#### [RECORDS FOR PROCESSING]
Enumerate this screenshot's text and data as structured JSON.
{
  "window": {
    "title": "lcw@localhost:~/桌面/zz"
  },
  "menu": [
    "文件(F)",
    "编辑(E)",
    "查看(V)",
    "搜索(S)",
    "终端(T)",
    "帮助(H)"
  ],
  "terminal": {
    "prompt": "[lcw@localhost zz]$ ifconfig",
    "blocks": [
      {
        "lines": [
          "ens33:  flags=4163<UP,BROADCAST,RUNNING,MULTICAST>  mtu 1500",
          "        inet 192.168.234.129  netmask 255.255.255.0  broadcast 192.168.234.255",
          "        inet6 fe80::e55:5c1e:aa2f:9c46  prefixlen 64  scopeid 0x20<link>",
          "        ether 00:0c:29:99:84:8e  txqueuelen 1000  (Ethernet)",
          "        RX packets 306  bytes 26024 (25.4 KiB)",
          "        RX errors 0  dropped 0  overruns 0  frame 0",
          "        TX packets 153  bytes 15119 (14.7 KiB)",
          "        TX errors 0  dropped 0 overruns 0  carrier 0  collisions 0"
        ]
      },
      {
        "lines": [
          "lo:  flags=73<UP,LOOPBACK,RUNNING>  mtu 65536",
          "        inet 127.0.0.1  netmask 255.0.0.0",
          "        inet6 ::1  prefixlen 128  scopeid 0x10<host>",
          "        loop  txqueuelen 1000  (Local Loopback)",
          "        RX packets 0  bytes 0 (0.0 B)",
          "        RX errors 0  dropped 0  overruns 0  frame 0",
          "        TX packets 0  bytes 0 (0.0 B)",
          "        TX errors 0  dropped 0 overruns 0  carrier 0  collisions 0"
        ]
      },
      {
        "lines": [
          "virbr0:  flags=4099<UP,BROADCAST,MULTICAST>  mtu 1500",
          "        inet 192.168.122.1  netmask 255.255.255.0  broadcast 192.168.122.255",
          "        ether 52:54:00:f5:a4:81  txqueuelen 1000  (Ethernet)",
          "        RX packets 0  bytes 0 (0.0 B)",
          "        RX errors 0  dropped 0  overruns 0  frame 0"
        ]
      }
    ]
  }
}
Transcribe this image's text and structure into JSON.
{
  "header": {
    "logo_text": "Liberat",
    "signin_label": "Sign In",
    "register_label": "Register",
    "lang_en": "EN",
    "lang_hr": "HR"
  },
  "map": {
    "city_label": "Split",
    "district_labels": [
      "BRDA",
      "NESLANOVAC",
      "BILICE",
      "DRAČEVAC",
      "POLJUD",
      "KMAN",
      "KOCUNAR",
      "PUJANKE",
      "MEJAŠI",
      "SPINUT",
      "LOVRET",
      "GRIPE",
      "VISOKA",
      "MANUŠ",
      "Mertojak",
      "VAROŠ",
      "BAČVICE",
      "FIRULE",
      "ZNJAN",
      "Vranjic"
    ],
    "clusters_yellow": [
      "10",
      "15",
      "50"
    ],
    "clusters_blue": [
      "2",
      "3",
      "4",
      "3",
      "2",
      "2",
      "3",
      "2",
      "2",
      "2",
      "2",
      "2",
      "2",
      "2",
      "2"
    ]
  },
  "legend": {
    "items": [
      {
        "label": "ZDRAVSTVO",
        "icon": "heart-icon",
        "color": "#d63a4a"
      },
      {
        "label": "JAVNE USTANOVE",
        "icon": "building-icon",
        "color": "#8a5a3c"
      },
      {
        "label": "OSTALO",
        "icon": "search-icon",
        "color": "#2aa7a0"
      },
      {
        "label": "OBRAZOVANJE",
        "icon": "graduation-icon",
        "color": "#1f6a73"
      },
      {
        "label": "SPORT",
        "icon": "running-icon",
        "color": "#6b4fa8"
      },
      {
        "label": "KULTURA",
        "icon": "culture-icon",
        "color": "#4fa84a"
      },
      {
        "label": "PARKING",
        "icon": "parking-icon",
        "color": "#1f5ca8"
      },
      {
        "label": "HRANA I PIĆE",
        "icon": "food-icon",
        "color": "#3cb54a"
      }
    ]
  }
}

#### [GOAL]
Return every entry exactly as given.

#### [EXERCISE OUTPUT]
Enumerate this screenshot's text and data as structured JSON.
{
  "window": {
    "title": "lcw@localhost:~/桌面/zz"
  },
  "menu": [
    "文件(F)",
    "编辑(E)",
    "查看(V)",
    "搜索(S)",
    "终端(T)",
    "帮助(H)"
  ],
  "terminal": {
    "prompt": "[lcw@localhost zz]$ ifconfig",
    "blocks": [
      {
        "lines": [
          "ens33:  flags=4163<UP,BROADCAST,RUNNING,MULTICAST>  mtu 1500",
          "        inet 192.168.234.129  netmask 255.255.255.0  broadcast 192.168.234.255",
          "        inet6 fe80::e55:5c1e:aa2f:9c46  prefixlen 64  scopeid 0x20<link>",
          "        ether 00:0c:29:99:84:8e  txqueuelen 1000  (Ethernet)",
          "        RX packets 306  bytes 26024 (25.4 KiB)",
          "        RX errors 0  dropped 0  overruns 0  frame 0",
          "        TX packets 153  bytes 15119 (14.7 KiB)",
          "        TX errors 0  dropped 0 overruns 0  carrier 0  collisions 0"
        ]
      },
      {
        "lines": [
          "lo:  flags=73<UP,LOOPBACK,RUNNING>  mtu 65536",
          "        inet 127.0.0.1  netmask 255.0.0.0",
          "        inet6 ::1  prefixlen 128  scopeid 0x10<host>",
          "        loop  txqueuelen 1000  (Local Loopback)",
          "        RX packets 0  bytes 0 (0.0 B)",
          "        RX errors 0  dropped 0  overruns 0  frame 0",
          "        TX packets 0  bytes 0 (0.0 B)",
          "        TX errors 0  dropped 0 overruns 0  carrier 0  collisions 0"
        ]
      },
      {
        "lines": [
          "virbr0:  flags=4099<UP,BROADCAST,MULTICAST>  mtu 1500",
          "        inet 192.168.122.1  netmask 255.255.255.0  broadcast 192.168.122.255",
          "        ether 52:54:00:f5:a4:81  txqueuelen 1000  (Ethernet)",
          "        RX packets 0  bytes 0 (0.0 B)",
          "        RX errors 0  dropped 0  overruns 0  frame 0"
        ]
      }
    ]
  }
}
Transcribe this image's text and structure into JSON.
{
  "header": {
    "logo_text": "Liberat",
    "signin_label": "Sign In",
    "register_label": "Register",
    "lang_en": "EN",
    "lang_hr": "HR"
  },
  "map": {
    "city_label": "Split",
    "district_labels": [
      "BRDA",
      "NESLANOVAC",
      "BILICE",
      "DRAČEVAC",
      "POLJUD",
      "KMAN",
      "KOCUNAR",
      "PUJANKE",
      "MEJAŠI",
      "SPINUT",
      "LOVRET",
      "GRIPE",
      "VISOKA",
      "MANUŠ",
      "Mertojak",
      "VAROŠ",
      "BAČVICE",
      "FIRULE",
      "ZNJAN",
      "Vranjic"
    ],
    "clusters_yellow": [
      "10",
      "15",
      "50"
    ],
    "clusters_blue": [
      "2",
      "3",
      "4",
      "3",
      "2",
      "2",
      "3",
      "2",
      "2",
      "2",
      "2",
      "2",
      "2",
      "2",
      "2"
    ]
  },
  "legend": {
    "items": [
      {
        "label": "ZDRAVSTVO",
        "icon": "heart-icon",
        "color": "#d63a4a"
      },
      {
        "label": "JAVNE USTANOVE",
        "icon": "building-icon",
        "color": "#8a5a3c"
      },
      {
        "label": "OSTALO",
        "icon": "search-icon",
        "color": "#2aa7a0"
      },
      {
        "label": "OBRAZOVANJE",
        "icon": "graduation-icon",
        "color": "#1f6a73"
      },
      {
        "label": "SPORT",
        "icon": "running-icon",
        "color": "#6b4fa8"
      },
      {
        "label": "KULTURA",
        "icon": "culture-icon",
        "color": "#4fa84a"
      },
      {
        "label": "PARKING",
        "icon": "parking-icon",
        "color": "#1f5ca8"
      },
      {
        "label": "HRANA I PIĆE",
        "icon": "food-icon",
        "color": "#3cb54a"
      }
    ]
  }
}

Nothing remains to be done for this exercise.